Più che una foto, un'icona SP

Nel nostro paese di banchieri, le leggende e i miti artistici sono piuttosto rari, in particolare in campo cinematografico. Prendendo spunto da una biografia di recente pubblicazione, lo scrittore Rolf Kesselring rievoca i suoi amori cinematografici.

Dopo Guglielmo Tell, il vuoto. Agli svizzeri mancano delle icone, dei personaggi conosciuti nel mondo intero nei quali identificarsi. Soltanto alcuni decenni or sono, però, una nostra compatriota – Ursula Andress – era diventata una vera e propria leggenda planetaria…

La sera in cui ho ucciso James Bond

La prima volta che mi è apparsa, Ursula (le dee si nominano utilizzando soltanto il loro nome) emergeva da un azzurro mare caraibico. Era vestita soltanto con un bikini e un pugnale da sub. Goccioline d’acqua di mare, che immaginavo salate e odorose, imperlavano la sua pelle. La mia immaginazione e la mia libido hanno raggiunto temperature da ebollizione.

È impossibile ricordare la trama della pellicola, così come è impossibile ricordare chi fosse questo Dottor No [uno dei protagonisti del film «Agente 007 – licenza di uccidere», datato 1962]. Ero incapace di continuare a vedere il film. Ursula era appena uscita dall’acqua, ma io ne ero già follemente, fatalmente, definitivamente innamorato.

Proprio in quel momento, su quella spiaggia paradisiaca, mi sono reso conto della presenza di un elemento estraneo: un certo Sean Connery, che interpretava la parte di un tale James Bond. Lei – bella come la Venere del Botticelli, quasi surreale – si dirigeva verso di lui senza degnarmi di uno sguardo. Fissava lui, e soltanto lui!

Non vi dirò come, ma – lo giuro – quella sera, ferocemente geloso, ho assassinato James Bond!

Il mio sogno infranto

In seguito ho smesso di sognare. D’altronde, chi ha detto che l’amore non muore mai? Sicuramente un ingenuo! Anni dopo, il libro scritto da Patrick Meier e Philippe Durant mi ha permesso di conoscere le vicissitudini di Ursula in giro per il mondo.

• **COSA FARE**
1. Elenca gli avverbi con cui, nell'articolo su Ursula Andress, viene descritto l'innamoramento per Ursula subito dopo la sua uscita dall'acqua.
2. Secondo l'articolo su Ursula Andress, chi ha scritto il libro sulle vicissitudini di Ursula in giro per il mondo?
3. Estrai dall'articolo su Ursula Andress il tratto che va da "Più che una" fino a "suoi amori cinematografici.".
Le righe non servono per svolgere l'esercizio.

• **RIGHE ARCHIVIATE**
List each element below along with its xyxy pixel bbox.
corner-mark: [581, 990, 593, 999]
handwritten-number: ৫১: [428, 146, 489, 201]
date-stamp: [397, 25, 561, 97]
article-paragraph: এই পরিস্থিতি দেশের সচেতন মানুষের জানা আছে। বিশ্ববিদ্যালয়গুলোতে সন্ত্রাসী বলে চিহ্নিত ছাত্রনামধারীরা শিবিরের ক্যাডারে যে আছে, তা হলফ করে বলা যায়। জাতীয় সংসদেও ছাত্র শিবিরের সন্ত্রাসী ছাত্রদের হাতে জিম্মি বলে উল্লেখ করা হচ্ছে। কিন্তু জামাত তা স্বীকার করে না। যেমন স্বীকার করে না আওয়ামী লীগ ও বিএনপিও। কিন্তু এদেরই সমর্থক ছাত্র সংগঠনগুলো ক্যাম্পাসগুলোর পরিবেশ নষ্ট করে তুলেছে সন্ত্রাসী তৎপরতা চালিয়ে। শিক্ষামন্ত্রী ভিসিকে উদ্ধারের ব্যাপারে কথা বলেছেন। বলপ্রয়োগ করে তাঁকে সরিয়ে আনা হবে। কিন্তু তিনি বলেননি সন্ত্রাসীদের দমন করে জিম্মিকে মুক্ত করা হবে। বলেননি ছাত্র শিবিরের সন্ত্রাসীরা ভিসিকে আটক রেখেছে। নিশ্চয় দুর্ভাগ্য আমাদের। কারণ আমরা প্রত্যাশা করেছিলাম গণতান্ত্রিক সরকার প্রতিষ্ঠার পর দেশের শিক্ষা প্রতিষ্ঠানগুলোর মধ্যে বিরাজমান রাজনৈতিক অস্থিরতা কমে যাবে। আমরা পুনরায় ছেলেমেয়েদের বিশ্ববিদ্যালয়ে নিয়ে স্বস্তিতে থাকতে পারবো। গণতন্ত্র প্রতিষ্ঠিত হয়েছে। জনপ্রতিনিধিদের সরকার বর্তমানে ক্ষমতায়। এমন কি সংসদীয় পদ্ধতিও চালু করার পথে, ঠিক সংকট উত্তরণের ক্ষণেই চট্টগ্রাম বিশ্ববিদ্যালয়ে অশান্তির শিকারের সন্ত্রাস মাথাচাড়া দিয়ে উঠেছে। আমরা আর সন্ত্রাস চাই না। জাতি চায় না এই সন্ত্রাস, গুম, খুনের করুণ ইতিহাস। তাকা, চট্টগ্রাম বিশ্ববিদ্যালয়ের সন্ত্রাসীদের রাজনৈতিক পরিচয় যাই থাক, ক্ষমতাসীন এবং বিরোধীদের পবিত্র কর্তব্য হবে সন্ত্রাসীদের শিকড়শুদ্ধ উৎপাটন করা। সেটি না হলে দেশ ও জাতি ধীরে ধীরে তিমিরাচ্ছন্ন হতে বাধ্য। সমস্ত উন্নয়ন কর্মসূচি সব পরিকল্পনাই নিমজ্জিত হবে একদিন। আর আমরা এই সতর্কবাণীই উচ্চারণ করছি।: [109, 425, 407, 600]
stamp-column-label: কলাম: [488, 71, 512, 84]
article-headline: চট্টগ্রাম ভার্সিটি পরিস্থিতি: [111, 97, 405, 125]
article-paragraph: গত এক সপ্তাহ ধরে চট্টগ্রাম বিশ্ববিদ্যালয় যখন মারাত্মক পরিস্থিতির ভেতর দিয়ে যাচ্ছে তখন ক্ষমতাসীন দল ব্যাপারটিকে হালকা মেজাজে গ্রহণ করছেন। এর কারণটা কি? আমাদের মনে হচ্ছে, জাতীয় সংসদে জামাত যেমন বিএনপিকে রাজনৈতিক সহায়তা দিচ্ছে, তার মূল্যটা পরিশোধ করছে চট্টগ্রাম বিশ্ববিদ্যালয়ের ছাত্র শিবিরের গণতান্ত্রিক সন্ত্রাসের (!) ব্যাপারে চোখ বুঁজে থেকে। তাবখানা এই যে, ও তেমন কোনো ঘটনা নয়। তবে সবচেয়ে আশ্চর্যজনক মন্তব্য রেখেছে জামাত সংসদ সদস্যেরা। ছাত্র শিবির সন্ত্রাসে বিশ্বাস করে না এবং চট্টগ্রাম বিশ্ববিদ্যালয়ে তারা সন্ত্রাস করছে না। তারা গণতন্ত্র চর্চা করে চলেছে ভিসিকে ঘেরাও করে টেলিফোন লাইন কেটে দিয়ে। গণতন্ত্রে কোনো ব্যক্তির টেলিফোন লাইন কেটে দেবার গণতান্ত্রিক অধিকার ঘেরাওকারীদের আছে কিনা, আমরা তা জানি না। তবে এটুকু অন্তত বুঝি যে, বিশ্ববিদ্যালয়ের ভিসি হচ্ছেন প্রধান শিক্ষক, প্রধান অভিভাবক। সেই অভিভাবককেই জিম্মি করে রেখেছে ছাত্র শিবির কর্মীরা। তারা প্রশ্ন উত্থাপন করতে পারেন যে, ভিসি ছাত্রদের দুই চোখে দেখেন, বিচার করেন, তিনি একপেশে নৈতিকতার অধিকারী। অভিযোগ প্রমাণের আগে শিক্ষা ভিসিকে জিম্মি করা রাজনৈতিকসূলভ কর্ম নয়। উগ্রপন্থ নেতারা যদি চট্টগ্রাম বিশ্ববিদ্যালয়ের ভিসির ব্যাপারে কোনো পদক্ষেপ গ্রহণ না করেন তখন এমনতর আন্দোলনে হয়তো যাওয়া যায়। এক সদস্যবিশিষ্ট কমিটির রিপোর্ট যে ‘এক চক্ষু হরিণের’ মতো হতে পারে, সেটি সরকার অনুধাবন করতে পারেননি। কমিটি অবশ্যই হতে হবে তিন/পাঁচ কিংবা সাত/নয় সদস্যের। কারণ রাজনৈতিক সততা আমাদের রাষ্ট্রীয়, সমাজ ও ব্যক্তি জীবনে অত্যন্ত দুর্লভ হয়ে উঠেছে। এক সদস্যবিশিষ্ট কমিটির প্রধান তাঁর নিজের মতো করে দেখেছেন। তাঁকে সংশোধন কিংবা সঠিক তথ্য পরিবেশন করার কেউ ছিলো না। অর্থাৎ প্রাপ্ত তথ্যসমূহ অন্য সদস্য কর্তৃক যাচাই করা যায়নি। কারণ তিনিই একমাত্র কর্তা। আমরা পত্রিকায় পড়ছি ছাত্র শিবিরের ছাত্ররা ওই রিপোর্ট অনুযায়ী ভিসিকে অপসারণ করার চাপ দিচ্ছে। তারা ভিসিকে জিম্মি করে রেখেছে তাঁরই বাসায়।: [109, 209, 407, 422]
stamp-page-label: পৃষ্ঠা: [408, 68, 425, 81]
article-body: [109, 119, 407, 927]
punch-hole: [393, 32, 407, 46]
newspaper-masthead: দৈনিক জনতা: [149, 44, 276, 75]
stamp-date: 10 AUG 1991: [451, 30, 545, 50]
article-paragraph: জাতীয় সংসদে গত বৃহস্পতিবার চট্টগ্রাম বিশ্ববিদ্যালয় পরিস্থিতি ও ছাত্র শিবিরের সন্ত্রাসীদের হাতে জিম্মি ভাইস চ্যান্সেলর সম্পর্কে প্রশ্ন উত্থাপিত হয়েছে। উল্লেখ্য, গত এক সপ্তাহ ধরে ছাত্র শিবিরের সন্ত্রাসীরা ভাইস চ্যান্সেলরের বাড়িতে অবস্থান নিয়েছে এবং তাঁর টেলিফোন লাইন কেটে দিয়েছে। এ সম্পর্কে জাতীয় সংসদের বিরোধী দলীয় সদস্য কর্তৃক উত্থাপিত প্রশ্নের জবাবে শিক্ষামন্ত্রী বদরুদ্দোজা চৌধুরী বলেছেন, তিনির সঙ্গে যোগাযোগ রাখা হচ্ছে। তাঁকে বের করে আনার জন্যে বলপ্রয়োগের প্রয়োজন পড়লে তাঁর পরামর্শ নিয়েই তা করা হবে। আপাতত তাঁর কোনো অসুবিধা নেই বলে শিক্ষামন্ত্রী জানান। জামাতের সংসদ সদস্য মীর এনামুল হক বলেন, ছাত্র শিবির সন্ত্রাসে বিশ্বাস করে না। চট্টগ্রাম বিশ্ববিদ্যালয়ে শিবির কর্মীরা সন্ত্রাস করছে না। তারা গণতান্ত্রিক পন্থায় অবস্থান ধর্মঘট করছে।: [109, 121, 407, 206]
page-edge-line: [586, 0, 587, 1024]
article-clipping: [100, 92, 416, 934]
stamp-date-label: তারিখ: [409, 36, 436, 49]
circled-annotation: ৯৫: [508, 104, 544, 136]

• **SOLUZIONI**
1. follemente, fatalmente, definitivamente

2. Patrick Meier e Philippe Durant.

3.
Più che una foto, un'icona SP

Nel nostro paese di banchieri, le leggende e i miti artistici sono piuttosto rari, in particolare in campo cinematografico. Prendendo spunto da una biografia di recente pubblicazione, lo scrittore Rolf Kesselring rievoca i suoi amori cinematografici.